— Task to carry out —
Among the records below, find each line that includes the string "COALITION" and copy it.

— Material for this task —
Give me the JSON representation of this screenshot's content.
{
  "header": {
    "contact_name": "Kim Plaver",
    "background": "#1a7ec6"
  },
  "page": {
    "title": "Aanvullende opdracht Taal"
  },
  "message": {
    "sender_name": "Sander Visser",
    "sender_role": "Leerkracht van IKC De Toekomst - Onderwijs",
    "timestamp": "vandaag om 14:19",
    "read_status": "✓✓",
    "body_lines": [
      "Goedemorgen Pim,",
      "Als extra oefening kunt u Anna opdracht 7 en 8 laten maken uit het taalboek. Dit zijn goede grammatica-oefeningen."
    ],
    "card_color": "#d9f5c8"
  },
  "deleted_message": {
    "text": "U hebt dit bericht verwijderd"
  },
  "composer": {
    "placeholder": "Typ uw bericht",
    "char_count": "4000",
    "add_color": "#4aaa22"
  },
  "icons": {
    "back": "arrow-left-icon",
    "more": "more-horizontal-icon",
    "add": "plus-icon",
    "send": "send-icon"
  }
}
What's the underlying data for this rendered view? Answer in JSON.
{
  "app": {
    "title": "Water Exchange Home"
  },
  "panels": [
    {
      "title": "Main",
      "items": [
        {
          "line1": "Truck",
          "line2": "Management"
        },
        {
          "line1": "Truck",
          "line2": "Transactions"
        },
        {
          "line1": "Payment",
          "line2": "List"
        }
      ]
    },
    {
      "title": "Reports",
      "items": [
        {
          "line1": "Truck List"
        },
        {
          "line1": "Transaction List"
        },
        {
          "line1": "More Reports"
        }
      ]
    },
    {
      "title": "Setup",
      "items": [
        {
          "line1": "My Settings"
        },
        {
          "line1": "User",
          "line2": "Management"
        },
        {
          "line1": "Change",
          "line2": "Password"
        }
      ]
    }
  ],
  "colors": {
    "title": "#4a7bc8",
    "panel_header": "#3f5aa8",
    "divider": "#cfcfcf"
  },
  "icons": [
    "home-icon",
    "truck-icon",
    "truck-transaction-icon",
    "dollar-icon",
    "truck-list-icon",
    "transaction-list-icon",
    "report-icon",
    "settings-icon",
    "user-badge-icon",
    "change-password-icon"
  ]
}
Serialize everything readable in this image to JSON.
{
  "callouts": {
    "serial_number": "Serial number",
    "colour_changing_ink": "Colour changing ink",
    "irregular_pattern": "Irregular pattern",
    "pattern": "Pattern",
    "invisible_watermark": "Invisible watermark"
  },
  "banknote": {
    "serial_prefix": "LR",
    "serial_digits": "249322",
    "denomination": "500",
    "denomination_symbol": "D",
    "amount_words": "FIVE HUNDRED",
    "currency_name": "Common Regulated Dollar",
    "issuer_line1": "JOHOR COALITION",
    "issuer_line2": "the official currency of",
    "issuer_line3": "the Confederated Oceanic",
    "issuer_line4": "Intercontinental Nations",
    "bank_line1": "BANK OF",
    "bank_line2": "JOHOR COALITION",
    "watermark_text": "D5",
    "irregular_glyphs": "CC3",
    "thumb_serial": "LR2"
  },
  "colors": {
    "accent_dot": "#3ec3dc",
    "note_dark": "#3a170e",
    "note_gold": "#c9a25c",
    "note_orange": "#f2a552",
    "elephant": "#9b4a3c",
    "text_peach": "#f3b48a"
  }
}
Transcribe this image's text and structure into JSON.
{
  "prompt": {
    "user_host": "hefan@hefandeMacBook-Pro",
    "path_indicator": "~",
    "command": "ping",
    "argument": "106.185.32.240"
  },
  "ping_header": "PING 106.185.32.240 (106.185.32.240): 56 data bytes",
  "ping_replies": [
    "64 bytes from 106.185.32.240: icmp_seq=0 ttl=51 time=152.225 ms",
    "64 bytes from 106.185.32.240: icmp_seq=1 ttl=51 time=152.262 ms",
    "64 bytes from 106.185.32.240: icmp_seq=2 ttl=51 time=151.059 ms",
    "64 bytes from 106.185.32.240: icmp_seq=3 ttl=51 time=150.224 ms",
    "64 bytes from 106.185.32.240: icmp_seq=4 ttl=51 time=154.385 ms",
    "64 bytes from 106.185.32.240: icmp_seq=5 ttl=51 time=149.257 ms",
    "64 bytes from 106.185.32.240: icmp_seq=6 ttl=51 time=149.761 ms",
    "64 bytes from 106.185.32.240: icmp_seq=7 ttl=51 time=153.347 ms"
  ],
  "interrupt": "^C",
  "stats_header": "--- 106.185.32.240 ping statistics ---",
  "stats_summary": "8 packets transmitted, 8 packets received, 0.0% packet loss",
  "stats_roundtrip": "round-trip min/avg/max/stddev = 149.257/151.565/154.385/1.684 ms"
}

— The output —
    "issuer_line1": "JOHOR COALITION",
    "bank_line2": "JOHOR COALITION",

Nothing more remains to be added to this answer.